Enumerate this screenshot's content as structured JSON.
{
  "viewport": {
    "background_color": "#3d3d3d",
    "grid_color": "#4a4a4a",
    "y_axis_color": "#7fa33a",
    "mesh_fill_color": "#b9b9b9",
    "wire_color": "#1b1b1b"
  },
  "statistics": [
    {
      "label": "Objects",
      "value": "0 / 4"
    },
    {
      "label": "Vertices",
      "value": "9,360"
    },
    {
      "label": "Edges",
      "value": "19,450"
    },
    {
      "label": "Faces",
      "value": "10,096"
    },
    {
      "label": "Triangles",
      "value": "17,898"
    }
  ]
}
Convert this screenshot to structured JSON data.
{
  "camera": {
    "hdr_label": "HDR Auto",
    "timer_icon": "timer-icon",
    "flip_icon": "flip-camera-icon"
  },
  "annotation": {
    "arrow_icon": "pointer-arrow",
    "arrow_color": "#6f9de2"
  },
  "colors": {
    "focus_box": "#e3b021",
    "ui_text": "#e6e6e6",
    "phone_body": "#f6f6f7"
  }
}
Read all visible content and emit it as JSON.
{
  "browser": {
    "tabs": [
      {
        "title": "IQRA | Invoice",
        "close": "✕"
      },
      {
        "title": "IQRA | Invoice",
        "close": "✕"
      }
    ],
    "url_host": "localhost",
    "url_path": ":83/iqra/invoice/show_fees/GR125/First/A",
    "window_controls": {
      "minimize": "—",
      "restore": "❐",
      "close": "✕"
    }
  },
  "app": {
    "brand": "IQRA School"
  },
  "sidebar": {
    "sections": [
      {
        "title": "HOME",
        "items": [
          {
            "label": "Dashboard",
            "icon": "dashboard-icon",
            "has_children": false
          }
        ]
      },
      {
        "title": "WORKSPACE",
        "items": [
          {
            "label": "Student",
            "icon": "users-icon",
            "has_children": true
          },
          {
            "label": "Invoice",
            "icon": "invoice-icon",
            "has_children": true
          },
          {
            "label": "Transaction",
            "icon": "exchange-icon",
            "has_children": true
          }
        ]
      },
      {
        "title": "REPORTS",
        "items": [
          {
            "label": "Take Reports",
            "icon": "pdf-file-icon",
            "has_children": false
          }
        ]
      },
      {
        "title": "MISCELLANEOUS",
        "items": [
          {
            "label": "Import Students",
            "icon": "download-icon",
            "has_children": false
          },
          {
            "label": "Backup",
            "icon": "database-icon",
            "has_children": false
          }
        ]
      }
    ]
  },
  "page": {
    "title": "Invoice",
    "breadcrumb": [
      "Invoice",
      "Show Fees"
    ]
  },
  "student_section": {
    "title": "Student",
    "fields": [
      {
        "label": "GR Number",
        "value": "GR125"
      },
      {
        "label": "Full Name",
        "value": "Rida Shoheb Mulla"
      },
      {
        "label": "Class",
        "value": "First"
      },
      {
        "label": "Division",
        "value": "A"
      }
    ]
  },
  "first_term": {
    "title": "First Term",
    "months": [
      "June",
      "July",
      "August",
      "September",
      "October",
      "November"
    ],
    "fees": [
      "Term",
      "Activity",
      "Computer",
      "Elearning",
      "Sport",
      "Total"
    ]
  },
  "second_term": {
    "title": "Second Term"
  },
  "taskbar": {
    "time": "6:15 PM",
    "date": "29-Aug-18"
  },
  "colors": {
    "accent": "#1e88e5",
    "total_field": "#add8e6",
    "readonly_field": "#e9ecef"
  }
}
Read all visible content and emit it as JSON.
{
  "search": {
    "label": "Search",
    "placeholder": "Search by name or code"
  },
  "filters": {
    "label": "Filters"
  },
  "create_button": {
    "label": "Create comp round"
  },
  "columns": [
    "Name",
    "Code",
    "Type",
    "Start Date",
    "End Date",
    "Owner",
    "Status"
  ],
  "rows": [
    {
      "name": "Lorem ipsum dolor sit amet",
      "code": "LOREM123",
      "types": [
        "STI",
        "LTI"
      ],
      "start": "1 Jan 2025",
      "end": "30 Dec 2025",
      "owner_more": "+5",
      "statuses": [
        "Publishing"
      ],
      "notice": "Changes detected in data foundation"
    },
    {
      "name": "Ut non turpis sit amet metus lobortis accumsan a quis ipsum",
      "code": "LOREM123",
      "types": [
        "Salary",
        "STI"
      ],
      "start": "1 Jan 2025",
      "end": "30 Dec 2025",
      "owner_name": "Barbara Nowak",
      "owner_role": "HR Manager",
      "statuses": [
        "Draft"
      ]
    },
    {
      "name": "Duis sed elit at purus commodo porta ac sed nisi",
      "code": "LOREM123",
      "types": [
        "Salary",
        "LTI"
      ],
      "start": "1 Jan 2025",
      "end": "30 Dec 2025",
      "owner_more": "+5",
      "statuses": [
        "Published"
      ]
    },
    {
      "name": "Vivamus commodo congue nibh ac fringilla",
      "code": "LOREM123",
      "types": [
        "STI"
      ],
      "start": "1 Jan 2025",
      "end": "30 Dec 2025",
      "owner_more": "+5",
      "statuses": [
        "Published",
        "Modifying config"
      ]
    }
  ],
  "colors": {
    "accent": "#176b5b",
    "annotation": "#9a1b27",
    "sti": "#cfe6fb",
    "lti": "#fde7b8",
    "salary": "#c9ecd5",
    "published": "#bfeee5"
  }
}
+ + +
• [Aim of the exercise]:
Write out the data exactly as it stands.

• [Reply]:
Enumerate this screenshot's content as structured JSON.
{
  "viewport": {
    "background_color": "#3d3d3d",
    "grid_color": "#4a4a4a",
    "y_axis_color": "#7fa33a",
    "mesh_fill_color": "#b9b9b9",
    "wire_color": "#1b1b1b"
  },
  "statistics": [
    {
      "label": "Objects",
      "value": "0 / 4"
    },
    {
      "label": "Vertices",
      "value": "9,360"
    },
    {
      "label": "Edges",
      "value": "19,450"
    },
    {
      "label": "Faces",
      "value": "10,096"
    },
    {
      "label": "Triangles",
      "value": "17,898"
    }
  ]
}
Convert this screenshot to structured JSON data.
{
  "camera": {
    "hdr_label": "HDR Auto",
    "timer_icon": "timer-icon",
    "flip_icon": "flip-camera-icon"
  },
  "annotation": {
    "arrow_icon": "pointer-arrow",
    "arrow_color": "#6f9de2"
  },
  "colors": {
    "focus_box": "#e3b021",
    "ui_text": "#e6e6e6",
    "phone_body": "#f6f6f7"
  }
}
Read all visible content and emit it as JSON.
{
  "browser": {
    "tabs": [
      {
        "title": "IQRA | Invoice",
        "close": "✕"
      },
      {
        "title": "IQRA | Invoice",
        "close": "✕"
      }
    ],
    "url_host": "localhost",
    "url_path": ":83/iqra/invoice/show_fees/GR125/First/A",
    "window_controls": {
      "minimize": "—",
      "restore": "❐",
      "close": "✕"
    }
  },
  "app": {
    "brand": "IQRA School"
  },
  "sidebar": {
    "sections": [
      {
        "title": "HOME",
        "items": [
          {
            "label": "Dashboard",
            "icon": "dashboard-icon",
            "has_children": false
          }
        ]
      },
      {
        "title": "WORKSPACE",
        "items": [
          {
            "label": "Student",
            "icon": "users-icon",
            "has_children": true
          },
          {
            "label": "Invoice",
            "icon": "invoice-icon",
            "has_children": true
          },
          {
            "label": "Transaction",
            "icon": "exchange-icon",
            "has_children": true
          }
        ]
      },
      {
        "title": "REPORTS",
        "items": [
          {
            "label": "Take Reports",
            "icon": "pdf-file-icon",
            "has_children": false
          }
        ]
      },
      {
        "title": "MISCELLANEOUS",
        "items": [
          {
            "label": "Import Students",
            "icon": "download-icon",
            "has_children": false
          },
          {
            "label": "Backup",
            "icon": "database-icon",
            "has_children": false
          }
        ]
      }
    ]
  },
  "page": {
    "title": "Invoice",
    "breadcrumb": [
      "Invoice",
      "Show Fees"
    ]
  },
  "student_section": {
    "title": "Student",
    "fields": [
      {
        "label": "GR Number",
        "value": "GR125"
      },
      {
        "label": "Full Name",
        "value": "Rida Shoheb Mulla"
      },
      {
        "label": "Class",
        "value": "First"
      },
      {
        "label": "Division",
        "value": "A"
      }
    ]
  },
  "first_term": {
    "title": "First Term",
    "months": [
      "June",
      "July",
      "August",
      "September",
      "October",
      "November"
    ],
    "fees": [
      "Term",
      "Activity",
      "Computer",
      "Elearning",
      "Sport",
      "Total"
    ]
  },
  "second_term": {
    "title": "Second Term"
  },
  "taskbar": {
    "time": "6:15 PM",
    "date": "29-Aug-18"
  },
  "colors": {
    "accent": "#1e88e5",
    "total_field": "#add8e6",
    "readonly_field": "#e9ecef"
  }
}
Read all visible content and emit it as JSON.
{
  "search": {
    "label": "Search",
    "placeholder": "Search by name or code"
  },
  "filters": {
    "label": "Filters"
  },
  "create_button": {
    "label": "Create comp round"
  },
  "columns": [
    "Name",
    "Code",
    "Type",
    "Start Date",
    "End Date",
    "Owner",
    "Status"
  ],
  "rows": [
    {
      "name": "Lorem ipsum dolor sit amet",
      "code": "LOREM123",
      "types": [
        "STI",
        "LTI"
      ],
      "start": "1 Jan 2025",
      "end": "30 Dec 2025",
      "owner_more": "+5",
      "statuses": [
        "Publishing"
      ],
      "notice": "Changes detected in data foundation"
    },
    {
      "name": "Ut non turpis sit amet metus lobortis accumsan a quis ipsum",
      "code": "LOREM123",
      "types": [
        "Salary",
        "STI"
      ],
      "start": "1 Jan 2025",
      "end": "30 Dec 2025",
      "owner_name": "Barbara Nowak",
      "owner_role": "HR Manager",
      "statuses": [
        "Draft"
      ]
    },
    {
      "name": "Duis sed elit at purus commodo porta ac sed nisi",
      "code": "LOREM123",
      "types": [
        "Salary",
        "LTI"
      ],
      "start": "1 Jan 2025",
      "end": "30 Dec 2025",
      "owner_more": "+5",
      "statuses": [
        "Published"
      ]
    },
    {
      "name": "Vivamus commodo congue nibh ac fringilla",
      "code": "LOREM123",
      "types": [
        "STI"
      ],
      "start": "1 Jan 2025",
      "end": "30 Dec 2025",
      "owner_more": "+5",
      "statuses": [
        "Published",
        "Modifying config"
      ]
    }
  ],
  "colors": {
    "accent": "#176b5b",
    "annotation": "#9a1b27",
    "sti": "#cfe6fb",
    "lti": "#fde7b8",
    "salary": "#c9ecd5",
    "published": "#bfeee5"
  }
}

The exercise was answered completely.